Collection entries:
********

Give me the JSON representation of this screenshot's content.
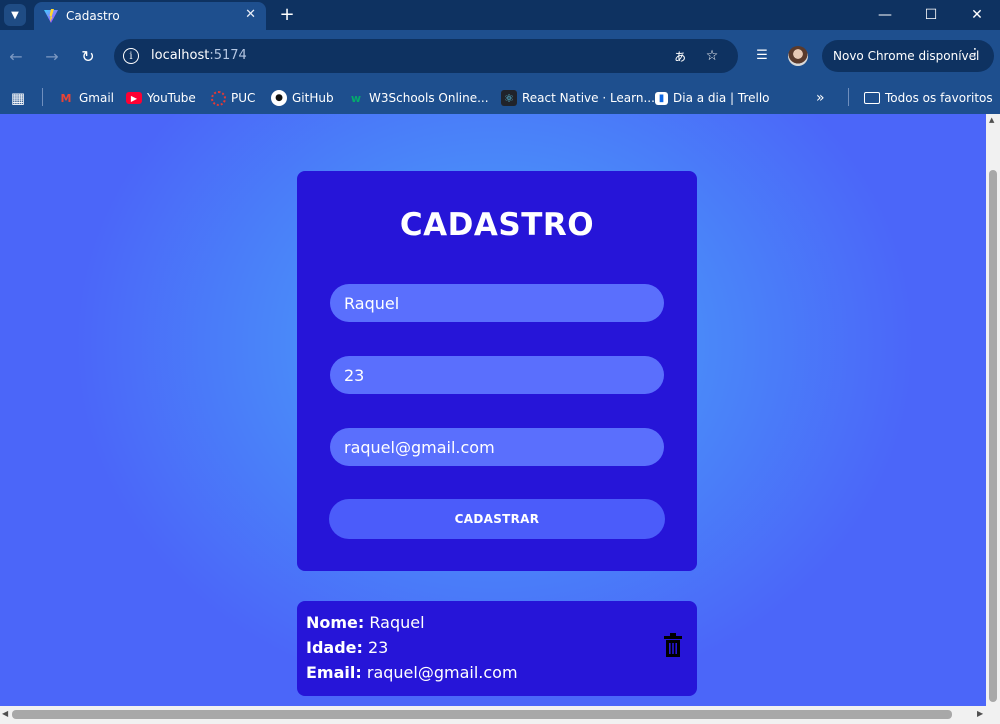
{
  "browser": {
    "tab_title": "Cadastro",
    "url_host": "localhost",
    "url_port": ":5174",
    "update_label": "Novo Chrome disponível",
    "bookmarks": [
      {
        "label": "Gmail",
        "icon": "gmail-icon"
      },
      {
        "label": "YouTube",
        "icon": "youtube-icon"
      },
      {
        "label": "PUC",
        "icon": "puc-icon"
      },
      {
        "label": "GitHub",
        "icon": "github-icon"
      },
      {
        "label": "W3Schools Online...",
        "icon": "w3schools-icon"
      },
      {
        "label": "React Native · Learn...",
        "icon": "react-icon"
      },
      {
        "label": "Dia a dia | Trello",
        "icon": "trello-icon"
      }
    ],
    "all_bookmarks_label": "Todos os favoritos"
  },
  "form": {
    "title": "CADASTRO",
    "name_value": "Raquel",
    "age_value": "23",
    "email_value": "raquel@gmail.com",
    "submit_label": "CADASTRAR"
  },
  "result": {
    "name_label": "Nome:",
    "name_value": "Raquel",
    "age_label": "Idade:",
    "age_value": "23",
    "email_label": "Email:",
    "email_value": "raquel@gmail.com"
  },
  "colors": {
    "card": "#2615d8",
    "field": "#5a6ffd",
    "button": "#4b5cfa",
    "page_gradient_center": "#4a9cf7",
    "page_gradient_edge": "#4b66f9"
  }
}
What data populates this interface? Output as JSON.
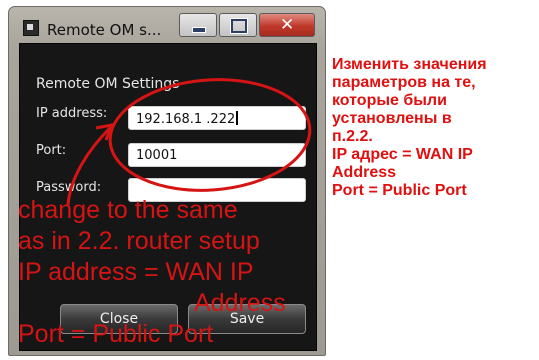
{
  "window": {
    "title": "Remote OM s..."
  },
  "dialog": {
    "heading": "Remote OM Settings",
    "ip_label": "IP address:",
    "ip_value": "192.168.1 .222",
    "port_label": "Port:",
    "port_value": "10001",
    "password_label": "Password:",
    "password_value": "",
    "close_button": "Close",
    "save_button": "Save"
  },
  "annotations": {
    "overlay_lines": [
      "change to the same",
      "as in 2.2. router setup",
      "IP address = WAN IP",
      "Address",
      "Port = Public Port"
    ],
    "right_note_lines": [
      "Изменить значения",
      "параметров на те,",
      "которые были",
      "установлены в",
      "п.2.2.",
      "IP адрес = WAN IP",
      "Address",
      "Port = Public Port"
    ]
  },
  "colors": {
    "annotation_red": "#d61414",
    "client_background": "#161616"
  },
  "icons": {
    "app": "window-app-icon",
    "minimize": "minimize-icon",
    "maximize": "maximize-icon",
    "close": "close-icon"
  }
}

********

Work instructions:
Without including the pictures, return each record above exactly as it stands.

Answer below:
Give me the JSON representation of this screenshot's content.
{
  "browser": {
    "tab_title": "Cadastro",
    "url_host": "localhost",
    "url_port": ":5174",
    "update_label": "Novo Chrome disponível",
    "bookmarks": [
      {
        "label": "Gmail",
        "icon": "gmail-icon"
      },
      {
        "label": "YouTube",
        "icon": "youtube-icon"
      },
      {
        "label": "PUC",
        "icon": "puc-icon"
      },
      {
        "label": "GitHub",
        "icon": "github-icon"
      },
      {
        "label": "W3Schools Online...",
        "icon": "w3schools-icon"
      },
      {
        "label": "React Native · Learn...",
        "icon": "react-icon"
      },
      {
        "label": "Dia a dia | Trello",
        "icon": "trello-icon"
      }
    ],
    "all_bookmarks_label": "Todos os favoritos"
  },
  "form": {
    "title": "CADASTRO",
    "name_value": "Raquel",
    "age_value": "23",
    "email_value": "raquel@gmail.com",
    "submit_label": "CADASTRAR"
  },
  "result": {
    "name_label": "Nome:",
    "name_value": "Raquel",
    "age_label": "Idade:",
    "age_value": "23",
    "email_label": "Email:",
    "email_value": "raquel@gmail.com"
  },
  "colors": {
    "card": "#2615d8",
    "field": "#5a6ffd",
    "button": "#4b5cfa",
    "page_gradient_center": "#4a9cf7",
    "page_gradient_edge": "#4b66f9"
  }
}
What data populates this interface? Output as JSON.
{
  "window": {
    "title": "Remote OM s..."
  },
  "dialog": {
    "heading": "Remote OM Settings",
    "ip_label": "IP address:",
    "ip_value": "192.168.1 .222",
    "port_label": "Port:",
    "port_value": "10001",
    "password_label": "Password:",
    "password_value": "",
    "close_button": "Close",
    "save_button": "Save"
  },
  "annotations": {
    "overlay_lines": [
      "change to the same",
      "as in 2.2. router setup",
      "IP address = WAN IP",
      "Address",
      "Port = Public Port"
    ],
    "right_note_lines": [
      "Изменить значения",
      "параметров на те,",
      "которые были",
      "установлены в",
      "п.2.2.",
      "IP адрес = WAN IP",
      "Address",
      "Port = Public Port"
    ]
  },
  "colors": {
    "annotation_red": "#d61414",
    "client_background": "#161616"
  },
  "icons": {
    "app": "window-app-icon",
    "minimize": "minimize-icon",
    "maximize": "maximize-icon",
    "close": "close-icon"
  }
}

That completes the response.